Dataset items →
___
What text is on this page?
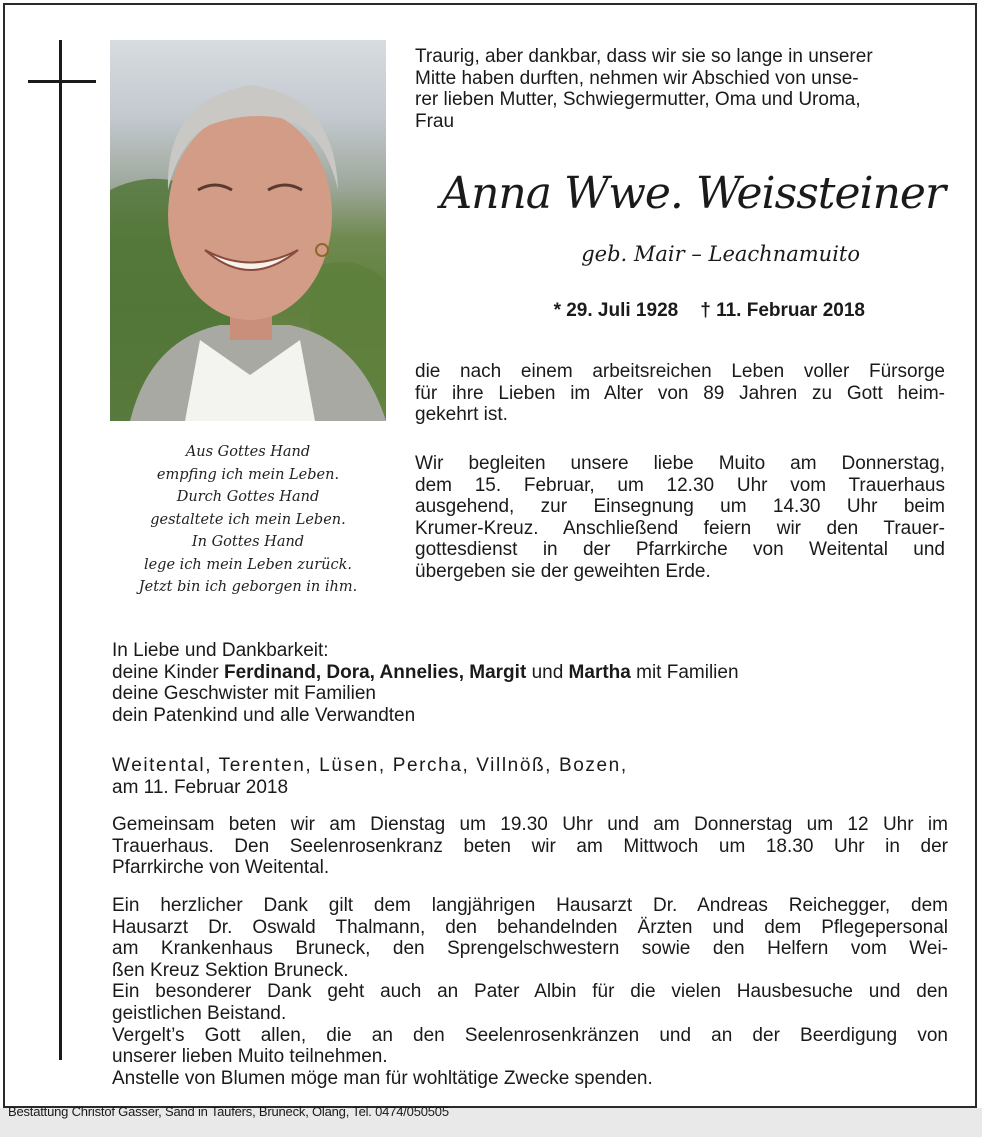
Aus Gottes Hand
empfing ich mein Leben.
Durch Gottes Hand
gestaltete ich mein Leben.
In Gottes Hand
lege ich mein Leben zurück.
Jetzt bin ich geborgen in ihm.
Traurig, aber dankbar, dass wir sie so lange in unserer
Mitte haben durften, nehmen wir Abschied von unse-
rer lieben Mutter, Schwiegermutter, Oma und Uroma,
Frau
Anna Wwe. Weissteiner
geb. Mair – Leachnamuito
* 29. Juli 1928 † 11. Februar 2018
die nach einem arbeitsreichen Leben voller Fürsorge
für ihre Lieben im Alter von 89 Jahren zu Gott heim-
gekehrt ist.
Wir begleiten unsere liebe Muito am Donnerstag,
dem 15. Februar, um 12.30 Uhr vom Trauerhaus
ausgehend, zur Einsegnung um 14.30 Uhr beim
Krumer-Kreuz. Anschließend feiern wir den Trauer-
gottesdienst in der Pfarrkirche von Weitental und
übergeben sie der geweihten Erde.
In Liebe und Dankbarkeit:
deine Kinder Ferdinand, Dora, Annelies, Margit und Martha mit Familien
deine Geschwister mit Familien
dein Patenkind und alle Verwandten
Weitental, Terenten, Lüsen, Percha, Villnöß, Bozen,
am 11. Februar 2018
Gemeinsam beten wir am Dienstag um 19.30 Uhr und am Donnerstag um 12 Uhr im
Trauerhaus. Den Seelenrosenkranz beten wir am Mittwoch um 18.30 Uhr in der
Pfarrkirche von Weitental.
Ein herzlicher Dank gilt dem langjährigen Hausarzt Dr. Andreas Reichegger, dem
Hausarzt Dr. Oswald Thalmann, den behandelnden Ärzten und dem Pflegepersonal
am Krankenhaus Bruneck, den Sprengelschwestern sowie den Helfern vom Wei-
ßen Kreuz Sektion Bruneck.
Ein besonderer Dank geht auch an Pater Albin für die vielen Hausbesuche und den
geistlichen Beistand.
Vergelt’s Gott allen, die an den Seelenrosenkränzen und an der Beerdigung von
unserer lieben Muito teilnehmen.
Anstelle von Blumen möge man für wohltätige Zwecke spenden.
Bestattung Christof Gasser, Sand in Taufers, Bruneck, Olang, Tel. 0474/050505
___
Task requirements → Which lines contain "Kreuz"? Copy each of them.

Answer to this task →
Krumer-Kreuz. Anschließend feiern wir den Trauer-
ßen Kreuz Sektion Bruneck.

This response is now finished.